::: Record set :::

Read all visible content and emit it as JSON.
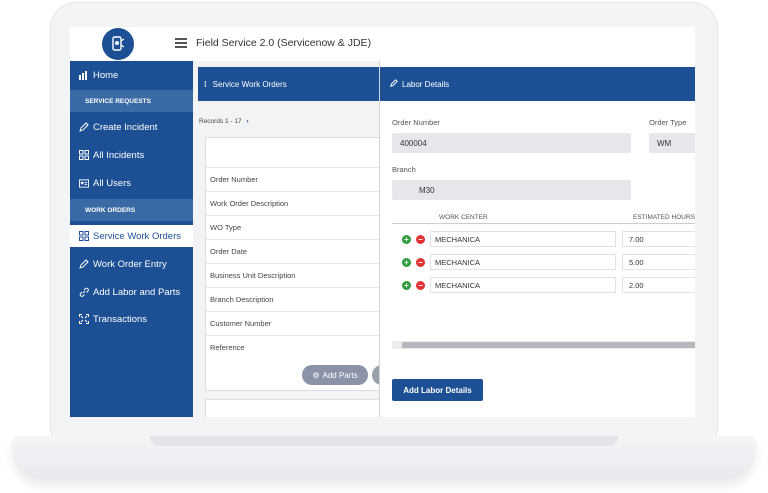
{
  "app": {
    "title": "Field Service 2.0 (Servicenow & JDE)"
  },
  "sidebar": {
    "home": "Home",
    "section_service_requests": "SERVICE REQUESTS",
    "create_incident": "Create Incident",
    "all_incidents": "All Incidents",
    "all_users": "All Users",
    "section_work_orders": "WORK ORDERS",
    "service_work_orders": "Service Work Orders",
    "work_order_entry": "Work Order Entry",
    "add_labor_parts": "Add Labor and Parts",
    "transactions": "Transactions"
  },
  "left_panel": {
    "title": "Service Work Orders",
    "records": "Records  1 - 17",
    "rows": [
      "Order Number",
      "Work Order Description",
      "WO Type",
      "Order Date",
      "Business Unit Description",
      "Branch Description",
      "Customer Number",
      "Reference"
    ],
    "add_parts": "Add Parts"
  },
  "right_panel": {
    "title": "Labor Details",
    "order_number_label": "Order Number",
    "order_number_value": "400004",
    "order_type_label": "Order Type",
    "order_type_value": "WM",
    "branch_label": "Branch",
    "branch_value": "M30",
    "columns": [
      "WORK CENTER",
      "ESTIMATED HOURS"
    ],
    "rows": [
      {
        "work_center": "MECHANICA",
        "hours": "7.00"
      },
      {
        "work_center": "MECHANICA",
        "hours": "5.00"
      },
      {
        "work_center": "MECHANICA",
        "hours": "2.00"
      }
    ],
    "add_button": "Add Labor Details"
  },
  "colors": {
    "primary": "#1c4f94",
    "section": "#3a6aa6",
    "add": "#2e9b3c",
    "remove": "#e03232"
  },
  "icons": [
    "home-icon",
    "pencil-icon",
    "grid-icon",
    "id-card-icon",
    "link-icon",
    "expand-icon",
    "gear-icon",
    "chevron-right-icon",
    "hamburger-icon"
  ]
}
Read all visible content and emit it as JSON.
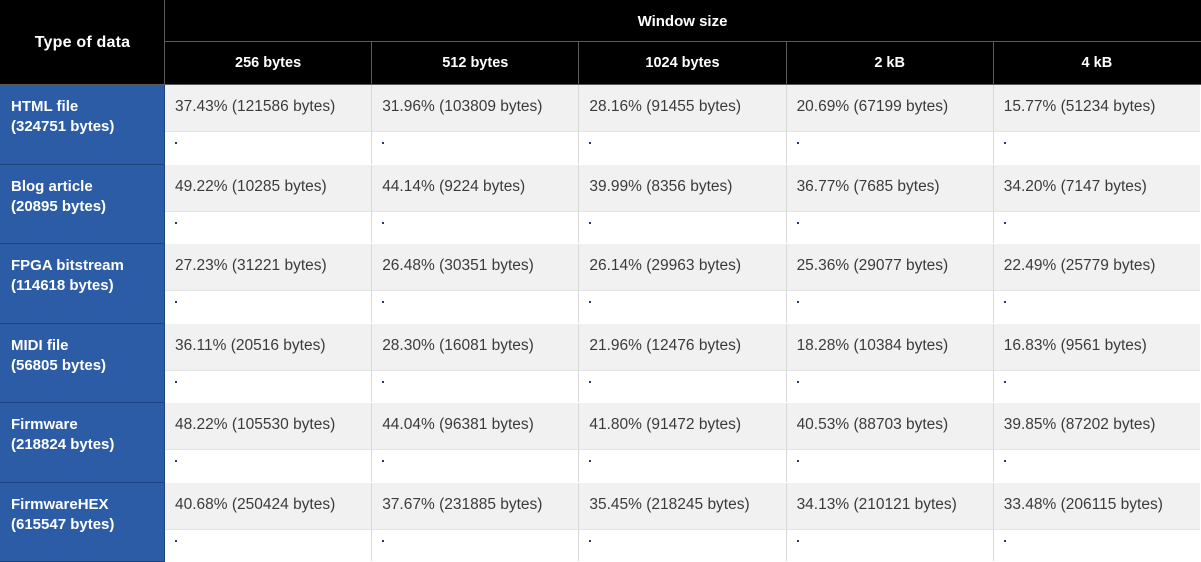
{
  "header": {
    "corner_label": "Type of data",
    "group_label": "Window size",
    "columns": [
      "256 bytes",
      "512 bytes",
      "1024 bytes",
      "2 kB",
      "4 kB"
    ]
  },
  "colors": {
    "header_bg": "#000000",
    "rowlabel_bg": "#2c5ca5",
    "bar_fill": "#2c5ca5",
    "bar_track": "#cfe1f0",
    "value_bg": "#f1f1f1"
  },
  "chart_data": {
    "type": "table",
    "title": "Compression ratio by window size",
    "xlabel": "Window size",
    "ylabel": "Type of data",
    "categories": [
      "256 bytes",
      "512 bytes",
      "1024 bytes",
      "2 kB",
      "4 kB"
    ],
    "bar_scale_max": 50,
    "rows": [
      {
        "name": "HTML file",
        "size": "(324751 bytes)",
        "cells": [
          {
            "text": "37.43% (121586 bytes)",
            "percent": 37.43,
            "bytes": 121586
          },
          {
            "text": "31.96% (103809 bytes)",
            "percent": 31.96,
            "bytes": 103809
          },
          {
            "text": "28.16% (91455 bytes)",
            "percent": 28.16,
            "bytes": 91455
          },
          {
            "text": "20.69% (67199 bytes)",
            "percent": 20.69,
            "bytes": 67199
          },
          {
            "text": "15.77% (51234 bytes)",
            "percent": 15.77,
            "bytes": 51234
          }
        ]
      },
      {
        "name": "Blog article",
        "size": "(20895 bytes)",
        "cells": [
          {
            "text": "49.22% (10285 bytes)",
            "percent": 49.22,
            "bytes": 10285
          },
          {
            "text": "44.14% (9224 bytes)",
            "percent": 44.14,
            "bytes": 9224
          },
          {
            "text": "39.99% (8356 bytes)",
            "percent": 39.99,
            "bytes": 8356
          },
          {
            "text": "36.77% (7685 bytes)",
            "percent": 36.77,
            "bytes": 7685
          },
          {
            "text": "34.20% (7147 bytes)",
            "percent": 34.2,
            "bytes": 7147
          }
        ]
      },
      {
        "name": "FPGA bitstream",
        "size": "(114618 bytes)",
        "cells": [
          {
            "text": "27.23% (31221 bytes)",
            "percent": 27.23,
            "bytes": 31221
          },
          {
            "text": "26.48% (30351 bytes)",
            "percent": 26.48,
            "bytes": 30351
          },
          {
            "text": "26.14% (29963 bytes)",
            "percent": 26.14,
            "bytes": 29963
          },
          {
            "text": "25.36% (29077 bytes)",
            "percent": 25.36,
            "bytes": 29077
          },
          {
            "text": "22.49% (25779 bytes)",
            "percent": 22.49,
            "bytes": 25779
          }
        ]
      },
      {
        "name": "MIDI file",
        "size": "(56805 bytes)",
        "cells": [
          {
            "text": "36.11% (20516 bytes)",
            "percent": 36.11,
            "bytes": 20516
          },
          {
            "text": "28.30% (16081 bytes)",
            "percent": 28.3,
            "bytes": 16081
          },
          {
            "text": "21.96% (12476 bytes)",
            "percent": 21.96,
            "bytes": 12476
          },
          {
            "text": "18.28% (10384 bytes)",
            "percent": 18.28,
            "bytes": 10384
          },
          {
            "text": "16.83% (9561 bytes)",
            "percent": 16.83,
            "bytes": 9561
          }
        ]
      },
      {
        "name": "Firmware",
        "size": "(218824 bytes)",
        "cells": [
          {
            "text": "48.22% (105530 bytes)",
            "percent": 48.22,
            "bytes": 105530
          },
          {
            "text": "44.04% (96381 bytes)",
            "percent": 44.04,
            "bytes": 96381
          },
          {
            "text": "41.80% (91472 bytes)",
            "percent": 41.8,
            "bytes": 91472
          },
          {
            "text": "40.53% (88703 bytes)",
            "percent": 40.53,
            "bytes": 88703
          },
          {
            "text": "39.85% (87202 bytes)",
            "percent": 39.85,
            "bytes": 87202
          }
        ]
      },
      {
        "name": "FirmwareHEX",
        "size": "(615547 bytes)",
        "cells": [
          {
            "text": "40.68% (250424 bytes)",
            "percent": 40.68,
            "bytes": 250424
          },
          {
            "text": "37.67% (231885 bytes)",
            "percent": 37.67,
            "bytes": 231885
          },
          {
            "text": "35.45% (218245 bytes)",
            "percent": 35.45,
            "bytes": 218245
          },
          {
            "text": "34.13% (210121 bytes)",
            "percent": 34.13,
            "bytes": 210121
          },
          {
            "text": "33.48% (206115 bytes)",
            "percent": 33.48,
            "bytes": 206115
          }
        ]
      }
    ]
  }
}
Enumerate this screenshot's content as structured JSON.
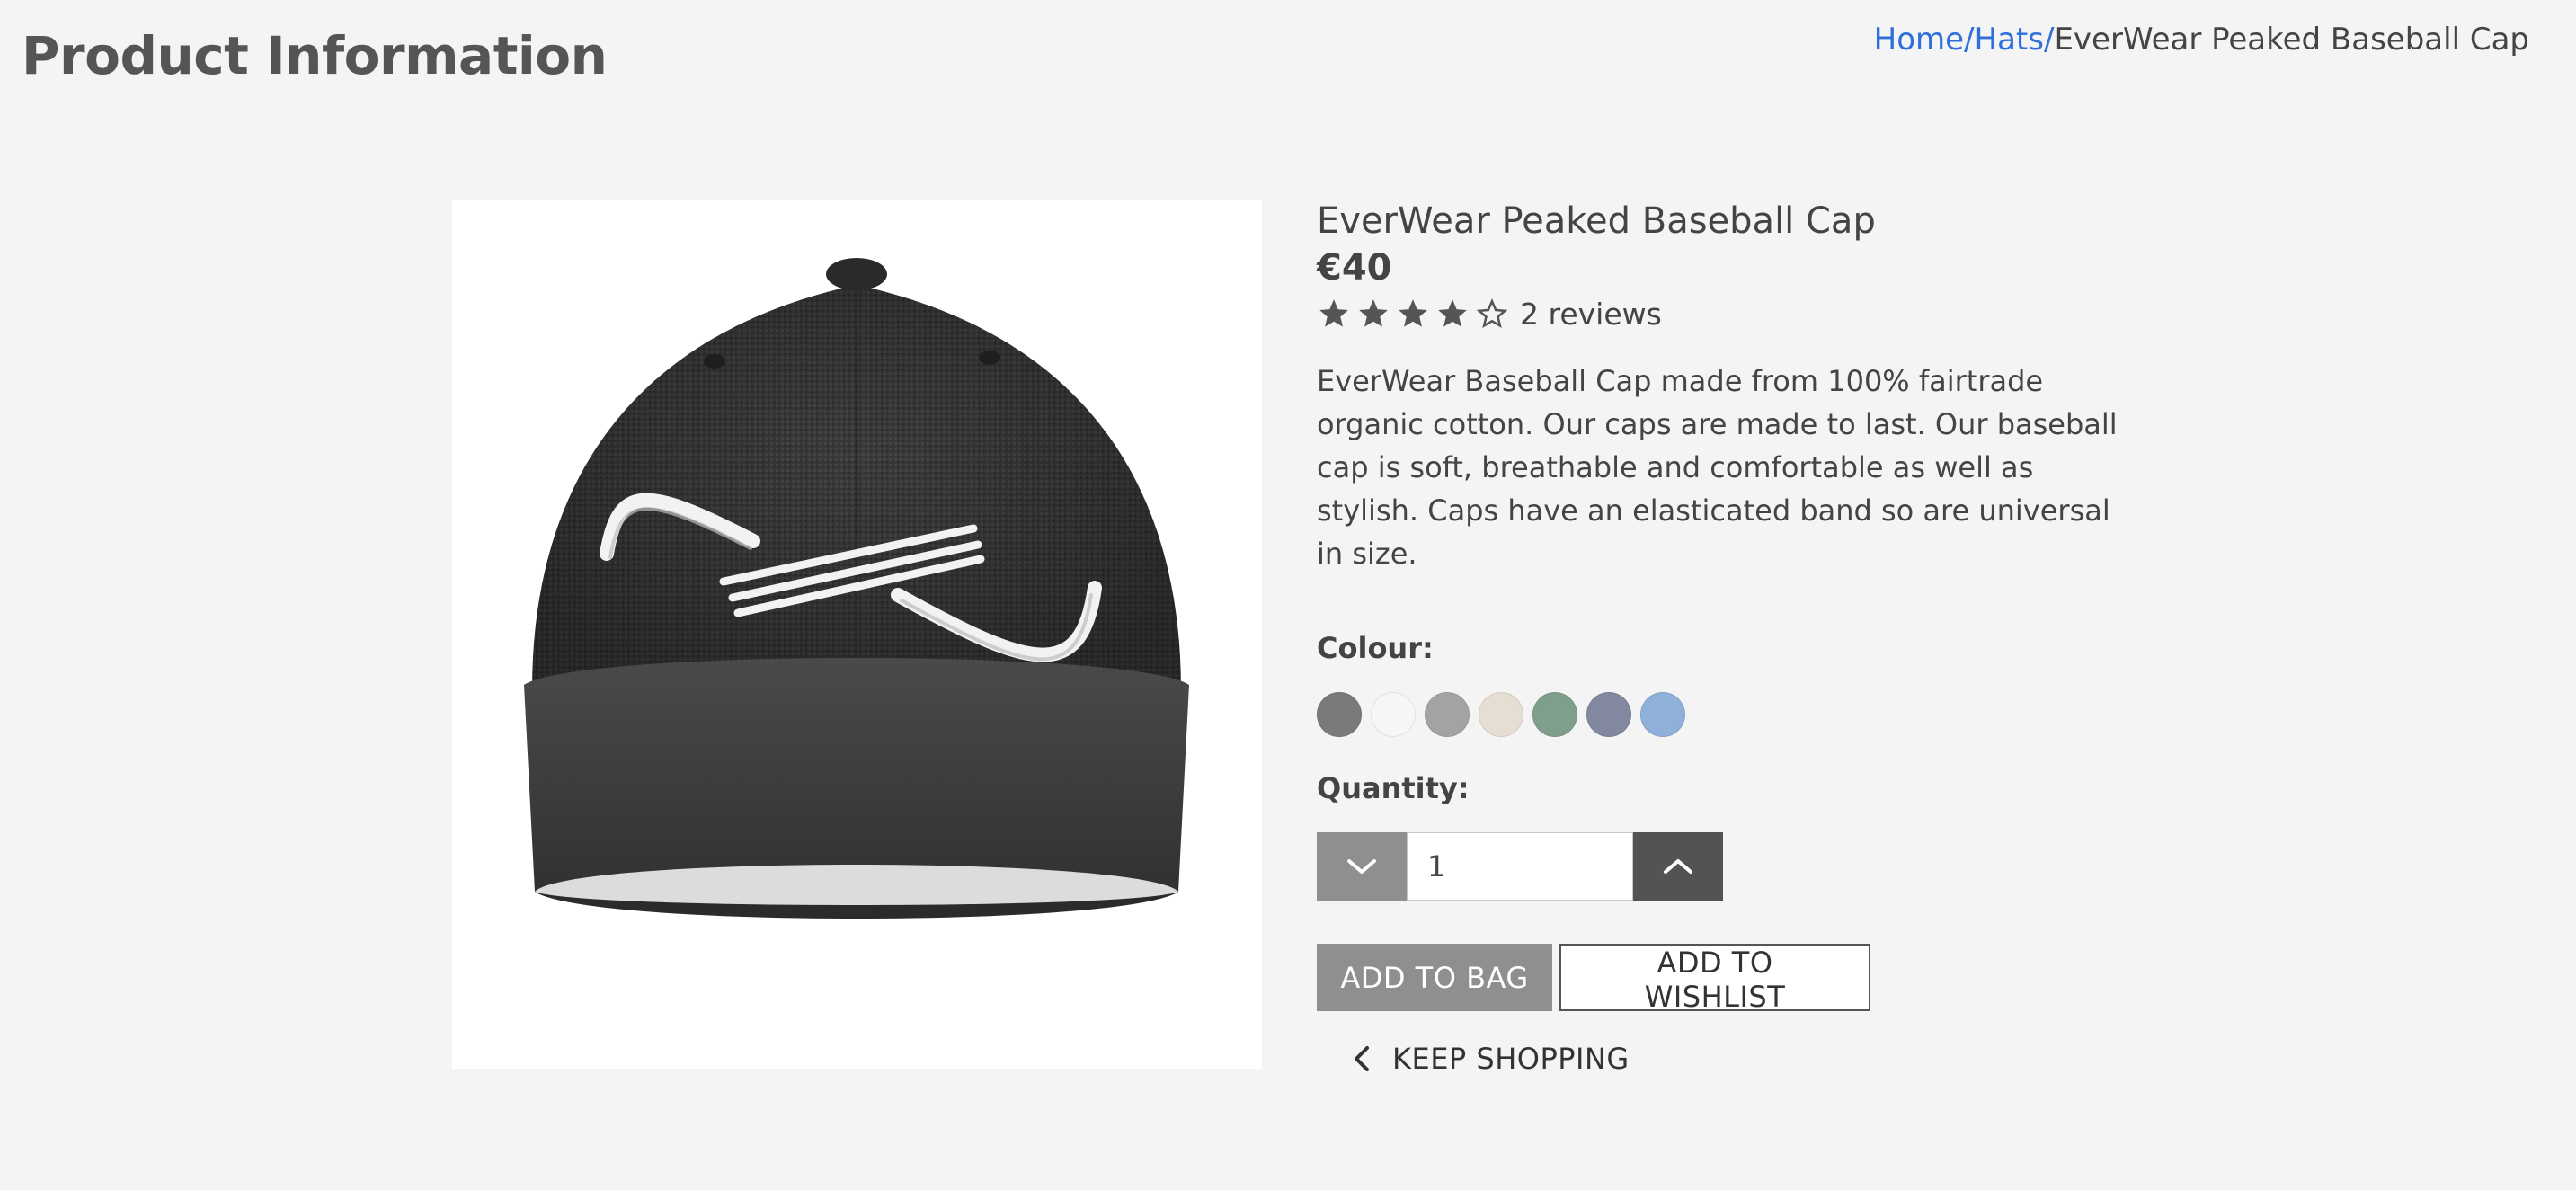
{
  "header": {
    "title": "Product Information"
  },
  "breadcrumb": {
    "items": [
      {
        "label": "Home",
        "link": true
      },
      {
        "label": "Hats",
        "link": true
      },
      {
        "label": "EverWear Peaked Baseball Cap",
        "link": false
      }
    ],
    "separator": "/",
    "link_color": "#2f6fdc"
  },
  "product": {
    "image_icon": "baseball-cap-image",
    "name": "EverWear Peaked Baseball Cap",
    "price": "€40",
    "rating": 4,
    "rating_max": 5,
    "reviews_label": "2 reviews",
    "description": "EverWear Baseball Cap made from 100% fairtrade organic cotton. Our caps are made to last. Our baseball cap is soft, breathable and comfortable as well as stylish. Caps have an elasticated band so are universal in size."
  },
  "colour": {
    "label": "Colour:",
    "swatches": [
      "#7a7a7a",
      "#f6f6f6",
      "#a3a3a3",
      "#e6ded2",
      "#7f9f8c",
      "#8288a0",
      "#8fb0d8"
    ]
  },
  "quantity": {
    "label": "Quantity:",
    "value": "1",
    "decrement_icon": "chevron-down-icon",
    "increment_icon": "chevron-up-icon"
  },
  "actions": {
    "add_to_bag": "ADD TO BAG",
    "add_to_wishlist": "ADD TO WISHLIST",
    "keep_shopping": "KEEP SHOPPING",
    "keep_shopping_icon": "chevron-left-icon"
  },
  "colors": {
    "background": "#f4f4f4",
    "text": "#444444",
    "button_grey": "#8f8f8f",
    "button_dark": "#535353"
  }
}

:::

* _What to produce_
The listing above needs to be output again exactly. Don't include the pictures.

* _Full answer_
Read all visible content and emit it as JSON.
{
  "app": {
    "title": "Field Service 2.0 (Servicenow & JDE)"
  },
  "sidebar": {
    "home": "Home",
    "section_service_requests": "SERVICE REQUESTS",
    "create_incident": "Create Incident",
    "all_incidents": "All Incidents",
    "all_users": "All Users",
    "section_work_orders": "WORK ORDERS",
    "service_work_orders": "Service Work Orders",
    "work_order_entry": "Work Order Entry",
    "add_labor_parts": "Add Labor and Parts",
    "transactions": "Transactions"
  },
  "left_panel": {
    "title": "Service Work Orders",
    "records": "Records  1 - 17",
    "rows": [
      "Order Number",
      "Work Order Description",
      "WO Type",
      "Order Date",
      "Business Unit Description",
      "Branch Description",
      "Customer Number",
      "Reference"
    ],
    "add_parts": "Add Parts"
  },
  "right_panel": {
    "title": "Labor Details",
    "order_number_label": "Order Number",
    "order_number_value": "400004",
    "order_type_label": "Order Type",
    "order_type_value": "WM",
    "branch_label": "Branch",
    "branch_value": "M30",
    "columns": [
      "WORK CENTER",
      "ESTIMATED HOURS"
    ],
    "rows": [
      {
        "work_center": "MECHANICA",
        "hours": "7.00"
      },
      {
        "work_center": "MECHANICA",
        "hours": "5.00"
      },
      {
        "work_center": "MECHANICA",
        "hours": "2.00"
      }
    ],
    "add_button": "Add Labor Details"
  },
  "colors": {
    "primary": "#1c4f94",
    "section": "#3a6aa6",
    "add": "#2e9b3c",
    "remove": "#e03232"
  },
  "icons": [
    "home-icon",
    "pencil-icon",
    "grid-icon",
    "id-card-icon",
    "link-icon",
    "expand-icon",
    "gear-icon",
    "chevron-right-icon",
    "hamburger-icon"
  ]
}
Read all visible content and emit it as JSON.
{
  "header": {
    "corner_label": "Type of data",
    "group_label": "Window size",
    "columns": [
      "256 bytes",
      "512 bytes",
      "1024 bytes",
      "2 kB",
      "4 kB"
    ]
  },
  "colors": {
    "header_bg": "#000000",
    "rowlabel_bg": "#2c5ca5",
    "bar_fill": "#2c5ca5",
    "bar_track": "#cfe1f0",
    "value_bg": "#f1f1f1"
  },
  "chart_data": {
    "type": "table",
    "title": "Compression ratio by window size",
    "xlabel": "Window size",
    "ylabel": "Type of data",
    "categories": [
      "256 bytes",
      "512 bytes",
      "1024 bytes",
      "2 kB",
      "4 kB"
    ],
    "bar_scale_max": 50,
    "rows": [
      {
        "name": "HTML file",
        "size": "(324751 bytes)",
        "cells": [
          {
            "text": "37.43% (121586 bytes)",
            "percent": 37.43,
            "bytes": 121586
          },
          {
            "text": "31.96% (103809 bytes)",
            "percent": 31.96,
            "bytes": 103809
          },
          {
            "text": "28.16% (91455 bytes)",
            "percent": 28.16,
            "bytes": 91455
          },
          {
            "text": "20.69% (67199 bytes)",
            "percent": 20.69,
            "bytes": 67199
          },
          {
            "text": "15.77% (51234 bytes)",
            "percent": 15.77,
            "bytes": 51234
          }
        ]
      },
      {
        "name": "Blog article",
        "size": "(20895 bytes)",
        "cells": [
          {
            "text": "49.22% (10285 bytes)",
            "percent": 49.22,
            "bytes": 10285
          },
          {
            "text": "44.14% (9224 bytes)",
            "percent": 44.14,
            "bytes": 9224
          },
          {
            "text": "39.99% (8356 bytes)",
            "percent": 39.99,
            "bytes": 8356
          },
          {
            "text": "36.77% (7685 bytes)",
            "percent": 36.77,
            "bytes": 7685
          },
          {
            "text": "34.20% (7147 bytes)",
            "percent": 34.2,
            "bytes": 7147
          }
        ]
      },
      {
        "name": "FPGA bitstream",
        "size": "(114618 bytes)",
        "cells": [
          {
            "text": "27.23% (31221 bytes)",
            "percent": 27.23,
            "bytes": 31221
          },
          {
            "text": "26.48% (30351 bytes)",
            "percent": 26.48,
            "bytes": 30351
          },
          {
            "text": "26.14% (29963 bytes)",
            "percent": 26.14,
            "bytes": 29963
          },
          {
            "text": "25.36% (29077 bytes)",
            "percent": 25.36,
            "bytes": 29077
          },
          {
            "text": "22.49% (25779 bytes)",
            "percent": 22.49,
            "bytes": 25779
          }
        ]
      },
      {
        "name": "MIDI file",
        "size": "(56805 bytes)",
        "cells": [
          {
            "text": "36.11% (20516 bytes)",
            "percent": 36.11,
            "bytes": 20516
          },
          {
            "text": "28.30% (16081 bytes)",
            "percent": 28.3,
            "bytes": 16081
          },
          {
            "text": "21.96% (12476 bytes)",
            "percent": 21.96,
            "bytes": 12476
          },
          {
            "text": "18.28% (10384 bytes)",
            "percent": 18.28,
            "bytes": 10384
          },
          {
            "text": "16.83% (9561 bytes)",
            "percent": 16.83,
            "bytes": 9561
          }
        ]
      },
      {
        "name": "Firmware",
        "size": "(218824 bytes)",
        "cells": [
          {
            "text": "48.22% (105530 bytes)",
            "percent": 48.22,
            "bytes": 105530
          },
          {
            "text": "44.04% (96381 bytes)",
            "percent": 44.04,
            "bytes": 96381
          },
          {
            "text": "41.80% (91472 bytes)",
            "percent": 41.8,
            "bytes": 91472
          },
          {
            "text": "40.53% (88703 bytes)",
            "percent": 40.53,
            "bytes": 88703
          },
          {
            "text": "39.85% (87202 bytes)",
            "percent": 39.85,
            "bytes": 87202
          }
        ]
      },
      {
        "name": "FirmwareHEX",
        "size": "(615547 bytes)",
        "cells": [
          {
            "text": "40.68% (250424 bytes)",
            "percent": 40.68,
            "bytes": 250424
          },
          {
            "text": "37.67% (231885 bytes)",
            "percent": 37.67,
            "bytes": 231885
          },
          {
            "text": "35.45% (218245 bytes)",
            "percent": 35.45,
            "bytes": 218245
          },
          {
            "text": "34.13% (210121 bytes)",
            "percent": 34.13,
            "bytes": 210121
          },
          {
            "text": "33.48% (206115 bytes)",
            "percent": 33.48,
            "bytes": 206115
          }
        ]
      }
    ]
  }
}
Enumerate this screenshot's content as structured JSON.
{
  "header": {
    "title": "Product Information"
  },
  "breadcrumb": {
    "items": [
      {
        "label": "Home",
        "link": true
      },
      {
        "label": "Hats",
        "link": true
      },
      {
        "label": "EverWear Peaked Baseball Cap",
        "link": false
      }
    ],
    "separator": "/",
    "link_color": "#2f6fdc"
  },
  "product": {
    "image_icon": "baseball-cap-image",
    "name": "EverWear Peaked Baseball Cap",
    "price": "€40",
    "rating": 4,
    "rating_max": 5,
    "reviews_label": "2 reviews",
    "description": "EverWear Baseball Cap made from 100% fairtrade organic cotton. Our caps are made to last. Our baseball cap is soft, breathable and comfortable as well as stylish. Caps have an elasticated band so are universal in size."
  },
  "colour": {
    "label": "Colour:",
    "swatches": [
      "#7a7a7a",
      "#f6f6f6",
      "#a3a3a3",
      "#e6ded2",
      "#7f9f8c",
      "#8288a0",
      "#8fb0d8"
    ]
  },
  "quantity": {
    "label": "Quantity:",
    "value": "1",
    "decrement_icon": "chevron-down-icon",
    "increment_icon": "chevron-up-icon"
  },
  "actions": {
    "add_to_bag": "ADD TO BAG",
    "add_to_wishlist": "ADD TO WISHLIST",
    "keep_shopping": "KEEP SHOPPING",
    "keep_shopping_icon": "chevron-left-icon"
  },
  "colors": {
    "background": "#f4f4f4",
    "text": "#444444",
    "button_grey": "#8f8f8f",
    "button_dark": "#535353"
  }
}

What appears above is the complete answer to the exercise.